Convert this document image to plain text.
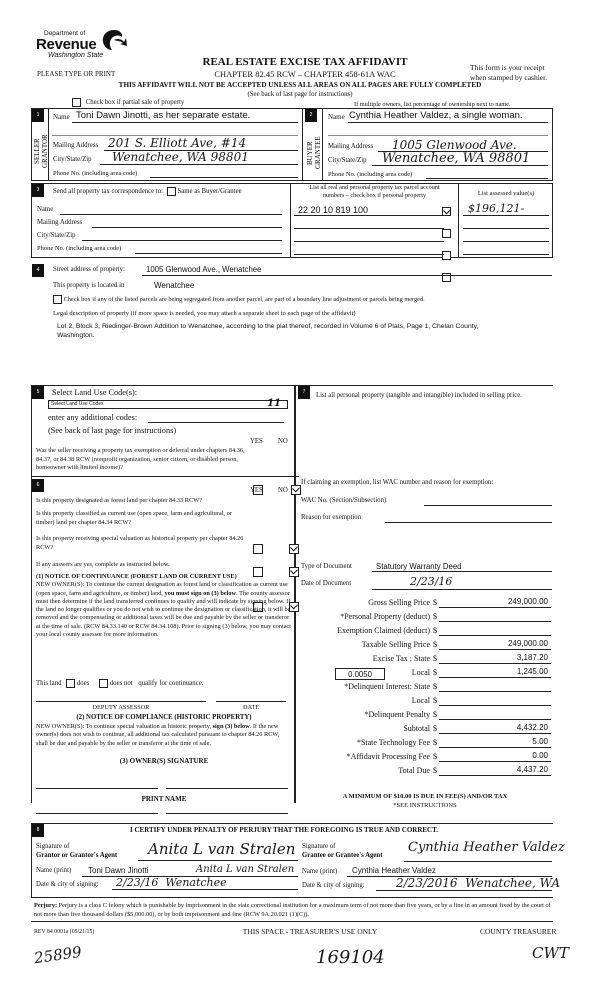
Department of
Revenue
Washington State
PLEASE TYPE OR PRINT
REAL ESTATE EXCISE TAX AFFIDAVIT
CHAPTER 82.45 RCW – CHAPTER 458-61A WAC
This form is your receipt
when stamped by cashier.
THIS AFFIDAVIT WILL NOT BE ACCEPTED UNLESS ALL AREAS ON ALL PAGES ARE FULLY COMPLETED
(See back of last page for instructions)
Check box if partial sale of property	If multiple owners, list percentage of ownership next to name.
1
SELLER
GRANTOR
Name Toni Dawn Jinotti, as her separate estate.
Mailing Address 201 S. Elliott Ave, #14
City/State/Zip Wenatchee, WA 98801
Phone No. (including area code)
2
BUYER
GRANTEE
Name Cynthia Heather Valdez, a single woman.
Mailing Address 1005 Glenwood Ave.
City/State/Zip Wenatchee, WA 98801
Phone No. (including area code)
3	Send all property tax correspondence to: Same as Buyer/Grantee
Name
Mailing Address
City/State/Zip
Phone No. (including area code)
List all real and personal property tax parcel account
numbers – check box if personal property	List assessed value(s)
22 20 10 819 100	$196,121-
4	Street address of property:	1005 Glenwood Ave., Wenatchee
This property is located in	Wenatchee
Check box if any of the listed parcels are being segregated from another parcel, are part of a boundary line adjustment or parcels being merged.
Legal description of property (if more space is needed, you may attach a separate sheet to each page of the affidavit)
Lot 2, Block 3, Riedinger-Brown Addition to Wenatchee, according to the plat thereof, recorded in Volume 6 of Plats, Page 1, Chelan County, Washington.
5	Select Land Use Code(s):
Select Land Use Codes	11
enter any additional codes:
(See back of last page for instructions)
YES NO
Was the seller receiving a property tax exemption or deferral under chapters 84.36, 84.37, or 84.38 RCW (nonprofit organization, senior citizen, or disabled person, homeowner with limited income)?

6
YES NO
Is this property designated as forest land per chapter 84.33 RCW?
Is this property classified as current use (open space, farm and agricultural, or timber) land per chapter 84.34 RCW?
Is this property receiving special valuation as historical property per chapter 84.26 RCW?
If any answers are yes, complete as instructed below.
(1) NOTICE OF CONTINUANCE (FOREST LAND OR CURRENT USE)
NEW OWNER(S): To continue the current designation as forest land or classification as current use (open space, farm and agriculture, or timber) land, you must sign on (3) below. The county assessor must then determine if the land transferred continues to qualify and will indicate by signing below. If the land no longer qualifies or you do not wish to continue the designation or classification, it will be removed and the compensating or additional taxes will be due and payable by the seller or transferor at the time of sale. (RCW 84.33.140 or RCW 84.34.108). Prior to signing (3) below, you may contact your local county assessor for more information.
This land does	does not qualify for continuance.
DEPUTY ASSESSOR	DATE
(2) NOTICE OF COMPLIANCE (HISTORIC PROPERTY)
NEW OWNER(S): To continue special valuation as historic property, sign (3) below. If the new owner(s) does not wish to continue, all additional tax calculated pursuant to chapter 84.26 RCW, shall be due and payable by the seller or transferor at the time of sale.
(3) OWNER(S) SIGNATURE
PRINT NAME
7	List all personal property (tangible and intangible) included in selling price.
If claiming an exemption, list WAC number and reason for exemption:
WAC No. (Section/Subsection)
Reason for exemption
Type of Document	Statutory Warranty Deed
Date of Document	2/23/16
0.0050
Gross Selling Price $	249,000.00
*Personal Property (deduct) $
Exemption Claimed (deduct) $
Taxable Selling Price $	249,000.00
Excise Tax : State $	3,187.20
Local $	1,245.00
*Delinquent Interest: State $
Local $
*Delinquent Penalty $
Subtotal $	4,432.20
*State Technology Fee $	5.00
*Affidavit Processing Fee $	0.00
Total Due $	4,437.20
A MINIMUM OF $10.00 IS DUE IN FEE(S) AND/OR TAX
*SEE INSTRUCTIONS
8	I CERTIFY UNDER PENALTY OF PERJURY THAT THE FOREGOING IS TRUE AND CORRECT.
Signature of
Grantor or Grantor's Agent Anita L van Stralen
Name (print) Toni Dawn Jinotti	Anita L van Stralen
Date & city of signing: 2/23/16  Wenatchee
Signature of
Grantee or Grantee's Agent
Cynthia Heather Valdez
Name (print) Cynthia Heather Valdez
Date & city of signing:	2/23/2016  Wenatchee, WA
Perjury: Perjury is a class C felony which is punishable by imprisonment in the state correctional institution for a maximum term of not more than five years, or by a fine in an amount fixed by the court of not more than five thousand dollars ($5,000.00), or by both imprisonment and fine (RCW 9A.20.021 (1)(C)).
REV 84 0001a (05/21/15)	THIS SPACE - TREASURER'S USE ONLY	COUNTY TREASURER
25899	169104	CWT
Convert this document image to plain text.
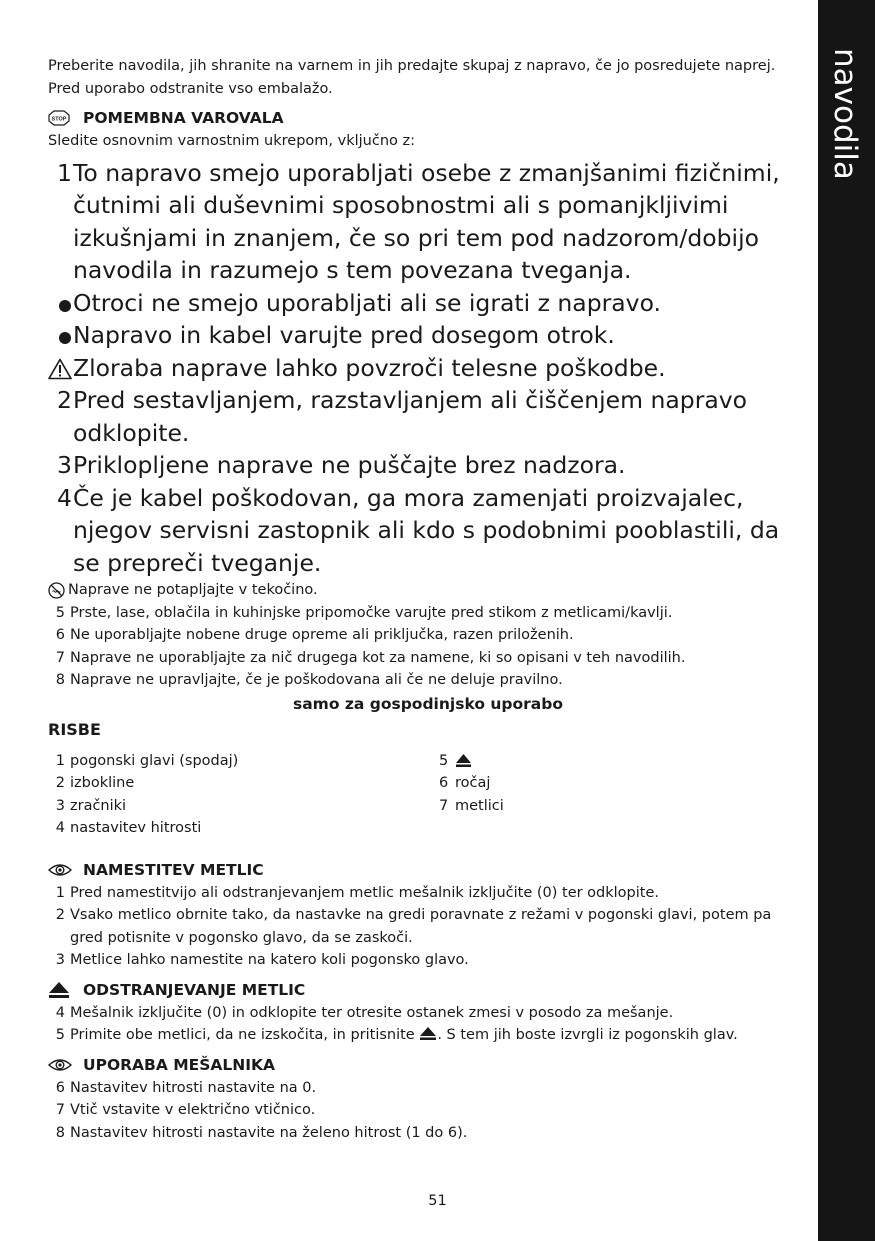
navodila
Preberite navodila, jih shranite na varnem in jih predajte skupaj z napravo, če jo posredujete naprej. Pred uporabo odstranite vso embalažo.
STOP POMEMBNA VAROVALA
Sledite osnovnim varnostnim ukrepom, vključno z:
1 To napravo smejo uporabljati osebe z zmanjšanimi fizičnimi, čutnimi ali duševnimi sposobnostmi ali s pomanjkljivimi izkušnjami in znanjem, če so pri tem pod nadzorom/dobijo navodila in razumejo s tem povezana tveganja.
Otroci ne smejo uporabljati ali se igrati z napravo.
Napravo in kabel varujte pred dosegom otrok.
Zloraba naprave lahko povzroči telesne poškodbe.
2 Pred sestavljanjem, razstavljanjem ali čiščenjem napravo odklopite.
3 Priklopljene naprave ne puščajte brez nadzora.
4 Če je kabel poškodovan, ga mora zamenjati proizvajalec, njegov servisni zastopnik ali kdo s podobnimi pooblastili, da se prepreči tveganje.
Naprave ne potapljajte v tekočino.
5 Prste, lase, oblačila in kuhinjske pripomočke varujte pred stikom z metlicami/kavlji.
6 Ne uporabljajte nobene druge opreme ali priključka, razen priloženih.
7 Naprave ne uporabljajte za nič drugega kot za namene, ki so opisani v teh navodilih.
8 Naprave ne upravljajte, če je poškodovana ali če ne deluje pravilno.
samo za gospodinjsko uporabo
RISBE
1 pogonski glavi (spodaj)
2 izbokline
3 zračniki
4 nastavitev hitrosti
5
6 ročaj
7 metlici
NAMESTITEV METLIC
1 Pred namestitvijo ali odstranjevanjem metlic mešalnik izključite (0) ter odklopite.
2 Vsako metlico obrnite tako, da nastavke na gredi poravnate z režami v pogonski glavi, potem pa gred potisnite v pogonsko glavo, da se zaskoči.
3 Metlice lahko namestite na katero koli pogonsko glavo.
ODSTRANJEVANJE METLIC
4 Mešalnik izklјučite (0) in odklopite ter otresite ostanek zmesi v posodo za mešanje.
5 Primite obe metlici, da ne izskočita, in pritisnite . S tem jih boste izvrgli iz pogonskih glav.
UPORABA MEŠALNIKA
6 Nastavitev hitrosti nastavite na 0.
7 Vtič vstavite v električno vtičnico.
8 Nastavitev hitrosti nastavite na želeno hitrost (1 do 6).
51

§ THE TASK
For each line of the listing that holds the word "pogonsko", show that line.

§ RESPONSE TO THIS TASK
2 Vsako metlico obrnite tako, da nastavke na gredi poravnate z režami v pogonski glavi, potem pa gred potisnite v pogonsko glavo, da se zaskoči.
3 Metlice lahko namestite na katero koli pogonsko glavo.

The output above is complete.